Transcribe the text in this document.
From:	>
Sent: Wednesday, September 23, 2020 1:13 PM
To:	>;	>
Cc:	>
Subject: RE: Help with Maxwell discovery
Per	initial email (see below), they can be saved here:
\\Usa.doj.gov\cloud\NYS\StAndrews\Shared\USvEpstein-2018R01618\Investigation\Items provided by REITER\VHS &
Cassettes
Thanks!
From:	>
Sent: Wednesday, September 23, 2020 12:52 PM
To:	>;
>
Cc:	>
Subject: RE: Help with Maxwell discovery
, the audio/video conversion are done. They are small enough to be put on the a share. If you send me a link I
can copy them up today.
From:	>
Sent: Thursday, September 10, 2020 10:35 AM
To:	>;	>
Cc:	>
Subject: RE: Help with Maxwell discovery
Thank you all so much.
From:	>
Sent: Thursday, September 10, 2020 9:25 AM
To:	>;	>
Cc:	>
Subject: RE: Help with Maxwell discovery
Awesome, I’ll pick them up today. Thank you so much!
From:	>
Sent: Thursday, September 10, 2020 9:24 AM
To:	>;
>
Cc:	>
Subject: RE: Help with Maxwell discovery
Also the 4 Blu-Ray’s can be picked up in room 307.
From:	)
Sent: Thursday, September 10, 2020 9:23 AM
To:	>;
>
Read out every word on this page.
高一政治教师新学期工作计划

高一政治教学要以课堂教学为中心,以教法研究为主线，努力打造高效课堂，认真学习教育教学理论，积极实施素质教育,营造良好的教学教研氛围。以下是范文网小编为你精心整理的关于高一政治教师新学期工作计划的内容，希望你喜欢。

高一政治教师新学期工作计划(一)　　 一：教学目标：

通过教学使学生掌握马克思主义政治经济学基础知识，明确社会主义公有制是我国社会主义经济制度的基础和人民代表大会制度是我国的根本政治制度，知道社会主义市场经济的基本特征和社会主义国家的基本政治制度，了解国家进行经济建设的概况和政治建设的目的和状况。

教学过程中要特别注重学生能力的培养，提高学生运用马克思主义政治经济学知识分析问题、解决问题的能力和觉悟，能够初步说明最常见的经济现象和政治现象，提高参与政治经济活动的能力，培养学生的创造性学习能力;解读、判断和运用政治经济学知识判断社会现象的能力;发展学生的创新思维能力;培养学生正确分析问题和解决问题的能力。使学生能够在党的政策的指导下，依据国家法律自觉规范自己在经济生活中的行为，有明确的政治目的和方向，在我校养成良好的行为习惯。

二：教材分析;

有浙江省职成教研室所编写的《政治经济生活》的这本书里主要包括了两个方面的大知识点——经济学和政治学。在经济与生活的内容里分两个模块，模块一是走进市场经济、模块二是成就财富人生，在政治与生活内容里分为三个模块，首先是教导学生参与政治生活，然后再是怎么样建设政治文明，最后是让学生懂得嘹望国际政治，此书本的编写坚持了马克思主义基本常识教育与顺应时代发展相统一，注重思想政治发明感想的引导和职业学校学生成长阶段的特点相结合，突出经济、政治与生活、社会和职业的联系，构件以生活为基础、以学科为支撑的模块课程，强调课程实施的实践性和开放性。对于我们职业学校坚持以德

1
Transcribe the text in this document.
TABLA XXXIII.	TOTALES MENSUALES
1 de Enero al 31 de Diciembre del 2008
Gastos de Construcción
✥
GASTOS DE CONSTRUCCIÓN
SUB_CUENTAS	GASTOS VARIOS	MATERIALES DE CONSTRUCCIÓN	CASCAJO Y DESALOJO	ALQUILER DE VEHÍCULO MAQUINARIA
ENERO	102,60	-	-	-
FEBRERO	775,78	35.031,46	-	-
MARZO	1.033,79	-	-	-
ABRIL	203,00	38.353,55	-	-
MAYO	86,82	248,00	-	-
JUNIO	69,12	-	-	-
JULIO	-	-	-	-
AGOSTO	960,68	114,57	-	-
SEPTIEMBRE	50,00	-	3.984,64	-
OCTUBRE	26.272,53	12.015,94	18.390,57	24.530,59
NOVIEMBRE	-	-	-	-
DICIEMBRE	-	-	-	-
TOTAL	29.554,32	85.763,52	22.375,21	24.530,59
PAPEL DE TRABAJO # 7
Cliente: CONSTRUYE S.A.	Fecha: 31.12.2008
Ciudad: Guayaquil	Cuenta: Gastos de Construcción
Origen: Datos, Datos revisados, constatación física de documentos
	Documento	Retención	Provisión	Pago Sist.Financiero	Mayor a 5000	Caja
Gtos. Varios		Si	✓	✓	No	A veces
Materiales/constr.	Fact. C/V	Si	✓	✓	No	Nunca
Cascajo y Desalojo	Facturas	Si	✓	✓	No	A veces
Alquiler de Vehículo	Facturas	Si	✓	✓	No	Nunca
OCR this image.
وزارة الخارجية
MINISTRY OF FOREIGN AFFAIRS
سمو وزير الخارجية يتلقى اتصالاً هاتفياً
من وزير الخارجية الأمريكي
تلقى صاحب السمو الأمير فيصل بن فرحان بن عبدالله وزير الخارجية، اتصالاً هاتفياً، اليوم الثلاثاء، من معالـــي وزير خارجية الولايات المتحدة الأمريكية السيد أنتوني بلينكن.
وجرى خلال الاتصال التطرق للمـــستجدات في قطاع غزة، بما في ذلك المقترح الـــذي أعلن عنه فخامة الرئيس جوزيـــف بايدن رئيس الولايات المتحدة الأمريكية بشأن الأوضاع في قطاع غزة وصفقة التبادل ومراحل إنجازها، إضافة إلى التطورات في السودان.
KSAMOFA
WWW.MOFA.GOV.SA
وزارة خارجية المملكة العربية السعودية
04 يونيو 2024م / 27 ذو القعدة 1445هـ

+--

# Short task
In the entries above, find each line with the word "this" and copy it.

# Expected answer
Transcribe the text in this document.
Read out every word on this page.
Transcribe the text in this document.
OCR this image.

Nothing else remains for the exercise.